### Aim
Among the following entries, count the lines that contain "Output" and report only the result.

### Recorded information
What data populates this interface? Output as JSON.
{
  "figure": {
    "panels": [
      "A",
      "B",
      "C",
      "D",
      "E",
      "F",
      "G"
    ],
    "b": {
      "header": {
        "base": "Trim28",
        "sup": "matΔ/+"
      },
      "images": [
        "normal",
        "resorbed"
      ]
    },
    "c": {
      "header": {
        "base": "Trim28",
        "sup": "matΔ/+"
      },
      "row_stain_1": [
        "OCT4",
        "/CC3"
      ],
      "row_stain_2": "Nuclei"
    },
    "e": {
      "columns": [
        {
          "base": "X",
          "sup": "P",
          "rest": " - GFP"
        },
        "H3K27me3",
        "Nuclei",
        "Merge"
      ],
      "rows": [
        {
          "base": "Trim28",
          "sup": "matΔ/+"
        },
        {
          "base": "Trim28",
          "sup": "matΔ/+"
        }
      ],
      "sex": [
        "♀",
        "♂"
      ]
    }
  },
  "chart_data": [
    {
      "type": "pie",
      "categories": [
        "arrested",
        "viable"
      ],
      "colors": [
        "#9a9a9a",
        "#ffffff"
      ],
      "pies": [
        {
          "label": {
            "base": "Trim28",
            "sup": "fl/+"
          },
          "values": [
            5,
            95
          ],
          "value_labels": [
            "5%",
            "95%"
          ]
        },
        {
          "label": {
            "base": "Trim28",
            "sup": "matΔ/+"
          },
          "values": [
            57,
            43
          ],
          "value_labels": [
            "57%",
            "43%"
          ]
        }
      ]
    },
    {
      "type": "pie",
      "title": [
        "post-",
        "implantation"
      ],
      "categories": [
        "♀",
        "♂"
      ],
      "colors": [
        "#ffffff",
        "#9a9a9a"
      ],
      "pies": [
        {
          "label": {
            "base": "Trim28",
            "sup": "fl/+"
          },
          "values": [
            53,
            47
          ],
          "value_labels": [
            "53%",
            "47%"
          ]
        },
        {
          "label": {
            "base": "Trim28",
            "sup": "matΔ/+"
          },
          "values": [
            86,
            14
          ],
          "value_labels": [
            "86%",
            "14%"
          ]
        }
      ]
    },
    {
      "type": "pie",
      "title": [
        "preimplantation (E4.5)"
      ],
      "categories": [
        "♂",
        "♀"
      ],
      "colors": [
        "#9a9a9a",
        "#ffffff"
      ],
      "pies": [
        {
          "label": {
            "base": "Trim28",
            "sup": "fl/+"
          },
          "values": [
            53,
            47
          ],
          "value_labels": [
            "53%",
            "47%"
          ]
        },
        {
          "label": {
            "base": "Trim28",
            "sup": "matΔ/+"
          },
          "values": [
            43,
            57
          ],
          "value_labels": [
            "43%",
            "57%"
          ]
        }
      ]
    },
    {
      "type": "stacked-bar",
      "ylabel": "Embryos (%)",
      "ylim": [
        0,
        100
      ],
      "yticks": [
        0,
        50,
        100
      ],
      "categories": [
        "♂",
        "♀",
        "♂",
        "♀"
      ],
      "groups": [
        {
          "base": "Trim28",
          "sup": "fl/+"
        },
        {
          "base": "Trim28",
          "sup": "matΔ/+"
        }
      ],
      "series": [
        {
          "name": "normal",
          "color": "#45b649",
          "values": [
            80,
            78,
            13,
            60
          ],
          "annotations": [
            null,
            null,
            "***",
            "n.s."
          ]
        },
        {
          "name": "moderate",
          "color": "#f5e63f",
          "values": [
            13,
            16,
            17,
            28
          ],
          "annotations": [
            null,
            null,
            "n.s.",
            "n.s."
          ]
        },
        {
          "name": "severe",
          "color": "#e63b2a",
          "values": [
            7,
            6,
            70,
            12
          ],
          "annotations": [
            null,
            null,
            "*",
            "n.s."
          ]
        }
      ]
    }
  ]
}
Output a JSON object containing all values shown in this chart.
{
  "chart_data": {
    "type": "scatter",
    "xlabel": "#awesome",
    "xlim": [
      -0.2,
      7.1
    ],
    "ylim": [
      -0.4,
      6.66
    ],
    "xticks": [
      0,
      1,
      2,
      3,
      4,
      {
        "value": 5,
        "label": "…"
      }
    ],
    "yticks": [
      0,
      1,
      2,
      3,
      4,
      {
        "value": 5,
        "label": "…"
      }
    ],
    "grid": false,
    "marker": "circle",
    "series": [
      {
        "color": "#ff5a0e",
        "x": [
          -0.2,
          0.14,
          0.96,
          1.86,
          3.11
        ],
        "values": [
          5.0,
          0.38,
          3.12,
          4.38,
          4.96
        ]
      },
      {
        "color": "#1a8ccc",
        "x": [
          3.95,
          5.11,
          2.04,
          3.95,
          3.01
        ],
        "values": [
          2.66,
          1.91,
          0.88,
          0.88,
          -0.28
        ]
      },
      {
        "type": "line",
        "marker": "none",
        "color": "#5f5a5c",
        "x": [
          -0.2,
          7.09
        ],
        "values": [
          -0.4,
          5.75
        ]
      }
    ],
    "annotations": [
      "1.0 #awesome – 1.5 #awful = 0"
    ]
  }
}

### Response
2